Page excerpt:
## start
# Expectations of PWM for wiper motor



## duke000088 (Sep 1, 2013)

Last season, I tried my first animated prop - and failed. I attempted a simple trash can pop-up using a wiper motor. I purchased the whole sheh-bang from Monster Guts:http://www.monsterguts.com/store/product.php?productid=17761&cat=3&page=1

This is their package with the package with the simple PWM and power supply.

I was under the impression that the PWM would allow me to slow the RPMs while maintaining normal torque to the motor. In my case, I found that the motor torque plummeted when I ran at relatively low RPM (which is what I desired for the pop-up/down effect). At near normal RPM, the motor could lift my mechanism and trash can lid... but at low RPM, it could could not.

Are PWMs very variable in their performance? Do you get what you pay for? Will investing in a higher quality PWM yield high torque at low RPM?

This year I am revising the mechanism to support the rigor of higher RPM but I would be willing to invest in a better PWM device if it would mean I can salvage my wiper motor for this purpose.

Thanks folks


----------



## DarkOne (Oct 16, 2012)

You're going to lose torque when the motor slows down. The only way around it is using a gearbox or gearmotor. I've experienced the same thing using PWM with a wiper motor.


----------



## duke000088 (Sep 1, 2013)

Gearmotor... yeah - that's where I'm heading now: https://www.sparkfun.com/products/12154

thoughts?


----------



## DarkOne (Oct 16, 2012)

I think the torque is there if there specs are accurate. That's a really slow motor! 
And so tiny! Let us know if it works out and please post photos or video of the finished project.


----------



## skidrow (Feb 21, 2013)

My guess is that the frequency of your PWM controller is too slow, which would manifest itself as lower torque at slower RPMs. I have used other PMW controllers with a windshield motor and a good power supply and I did not notice any loss of torque at low speeds. Does the PWM controller you got come with any specs or manufacturer/model info so we could attempt to find this info? I doubt that a different motor will make much difference as the windshield motor is also a gear motor.


----------



## duke000088 (Sep 1, 2013)

skidrow - thanks for the input. 
I used the Monster Guts PWM that came with their wiper motor package: 
http://www.monsterguts.com/store/product.php?productid=17741&cat=3&page=1

It is certainly a bare-bones PWM... the economy model. I did not realize there would be such an effect from the PWM frequency. From the specs on Monsterguts.com, I cannot determine what frequency it is running at. But I assume the take home message is: a higher quality PWM will yield better results.

I am starting Take 2 on my wiper motor trash bin prop now. I'm strongly considering coupling the wiper motor to a pinion/spur gear setup to give me a solid boost in torque and a major reduction in RPM. I'm going for a slow "peek-a-boo" pop up out of my recycling bin. I'm shooting for only a few RPM anyway... so maybe gearing the wiper motor down further will get me there. Plus it should make for a more robust lifting strength.

I would love to hear what others recommend for a high quality PWM???


----------
## end
The task: In the wiper motor PWM thread, what does skidrow guess is behind the drop in torque at slower RPMs? The data after this has no role in the exercise.

Supplied data:
## start
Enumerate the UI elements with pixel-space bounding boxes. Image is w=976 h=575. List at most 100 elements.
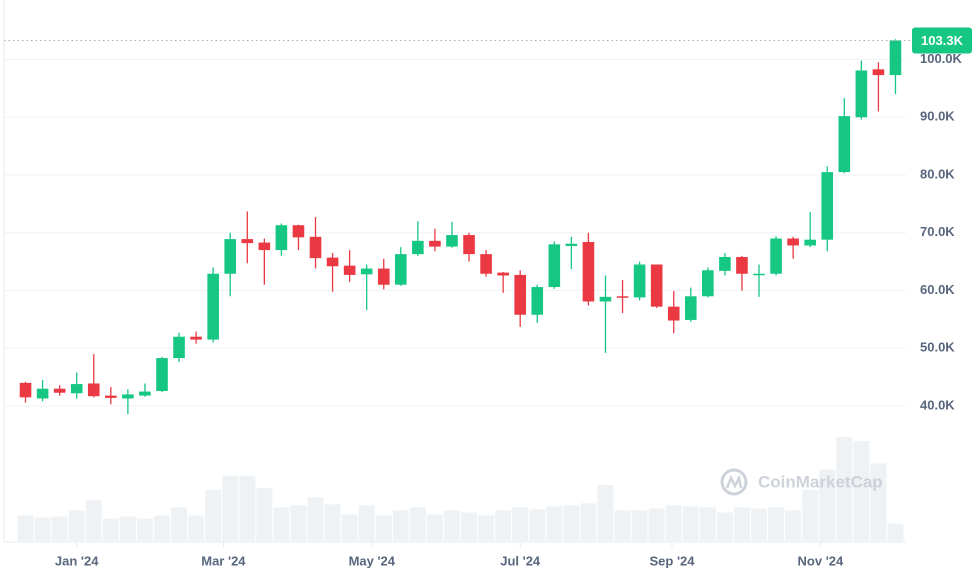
## end
Response to this task: The PWM controller's frequency is too slow.